Directions:
All entries must be repeated exactly; do not include the pictures.

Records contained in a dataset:
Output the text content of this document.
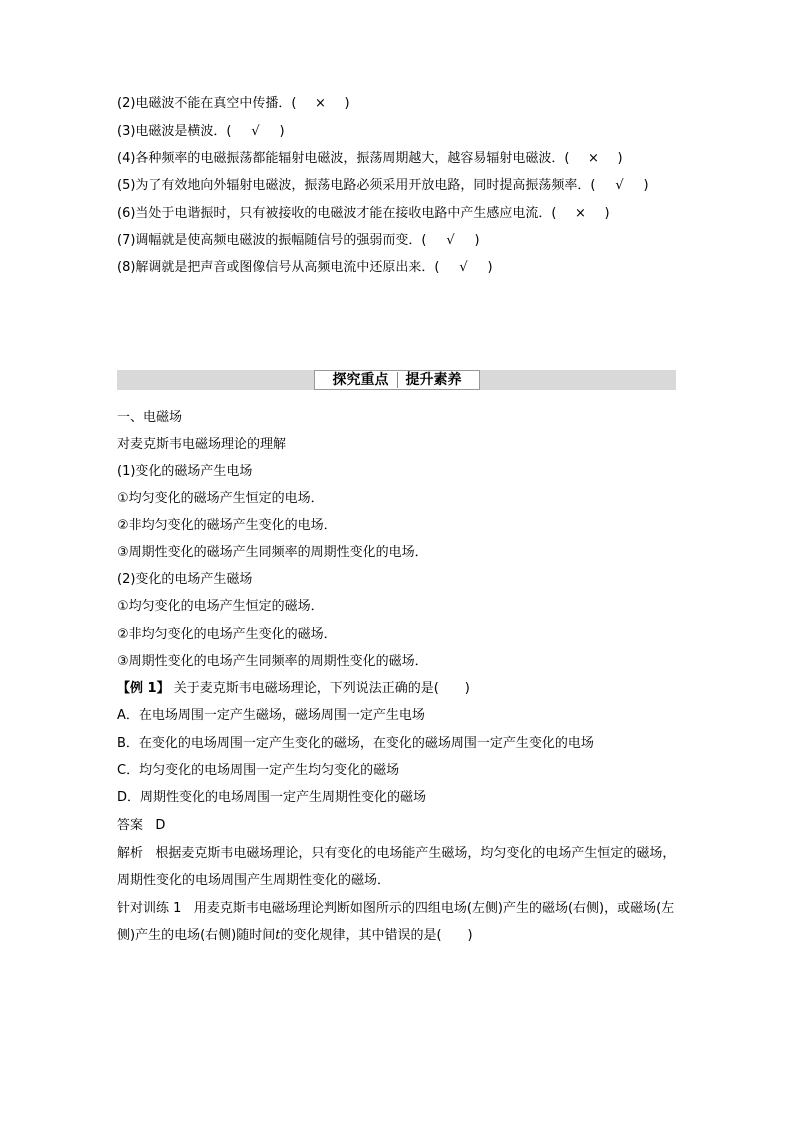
(2)电磁波不能在真空中传播．( × )
(3)电磁波是横波．( √ )
(4)各种频率的电磁振荡都能辐射电磁波，振荡周期越大，越容易辐射电磁波．( × )
(5)为了有效地向外辐射电磁波，振荡电路必须采用开放电路，同时提高振荡频率．( √ )
(6)当处于电谐振时，只有被接收的电磁波才能在接收电路中产生感应电流．( × )
(7)调幅就是使高频电磁波的振幅随信号的强弱而变．( √ )
(8)解调就是把声音或图像信号从高频电流中还原出来．( √ )
探究重点 提升素养
一、电磁场
对麦克斯韦电磁场理论的理解
(1)变化的磁场产生电场
①均匀变化的磁场产生恒定的电场．
②非均匀变化的磁场产生变化的电场．
③周期性变化的磁场产生同频率的周期性变化的电场．
(2)变化的电场产生磁场
①均匀变化的电场产生恒定的磁场．
②非均匀变化的电场产生变化的磁场．
③周期性变化的电场产生同频率的周期性变化的磁场．
【例 1】 关于麦克斯韦电磁场理论，下列说法正确的是(　　)
A．在电场周围一定产生磁场，磁场周围一定产生电场
B．在变化的电场周围一定产生变化的磁场，在变化的磁场周围一定产生变化的电场
C．均匀变化的电场周围一定产生均匀变化的磁场
D．周期性变化的电场周围一定产生周期性变化的磁场
答案 D
解析 根据麦克斯韦电磁场理论，只有变化的电场能产生磁场，均匀变化的电场产生恒定的磁场，周期性变化的电场周围产生周期性变化的磁场．
针对训练 1 用麦克斯韦电磁场理论判断如图所示的四组电场(左侧)产生的磁场(右侧)，或磁场(左侧)产生的电场(右侧)随时间t的变化规律，其中错误的是(　　)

Written response:
Output the text content of this document.
(2)电磁波不能在真空中传播．( × )
(3)电磁波是横波．( √ )
(4)各种频率的电磁振荡都能辐射电磁波，振荡周期越大，越容易辐射电磁波．( × )
(5)为了有效地向外辐射电磁波，振荡电路必须采用开放电路，同时提高振荡频率．( √ )
(6)当处于电谐振时，只有被接收的电磁波才能在接收电路中产生感应电流．( × )
(7)调幅就是使高频电磁波的振幅随信号的强弱而变．( √ )
(8)解调就是把声音或图像信号从高频电流中还原出来．( √ )
探究重点 提升素养
一、电磁场
对麦克斯韦电磁场理论的理解
(1)变化的磁场产生电场
①均匀变化的磁场产生恒定的电场．
②非均匀变化的磁场产生变化的电场．
③周期性变化的磁场产生同频率的周期性变化的电场．
(2)变化的电场产生磁场
①均匀变化的电场产生恒定的磁场．
②非均匀变化的电场产生变化的磁场．
③周期性变化的电场产生同频率的周期性变化的磁场．
【例 1】 关于麦克斯韦电磁场理论，下列说法正确的是(　　)
A．在电场周围一定产生磁场，磁场周围一定产生电场
B．在变化的电场周围一定产生变化的磁场，在变化的磁场周围一定产生变化的电场
C．均匀变化的电场周围一定产生均匀变化的磁场
D．周期性变化的电场周围一定产生周期性变化的磁场
答案 D
解析 根据麦克斯韦电磁场理论，只有变化的电场能产生磁场，均匀变化的电场产生恒定的磁场，周期性变化的电场周围产生周期性变化的磁场．
针对训练 1 用麦克斯韦电磁场理论判断如图所示的四组电场(左侧)产生的磁场(右侧)，或磁场(左侧)产生的电场(右侧)随时间t的变化规律，其中错误的是(　　)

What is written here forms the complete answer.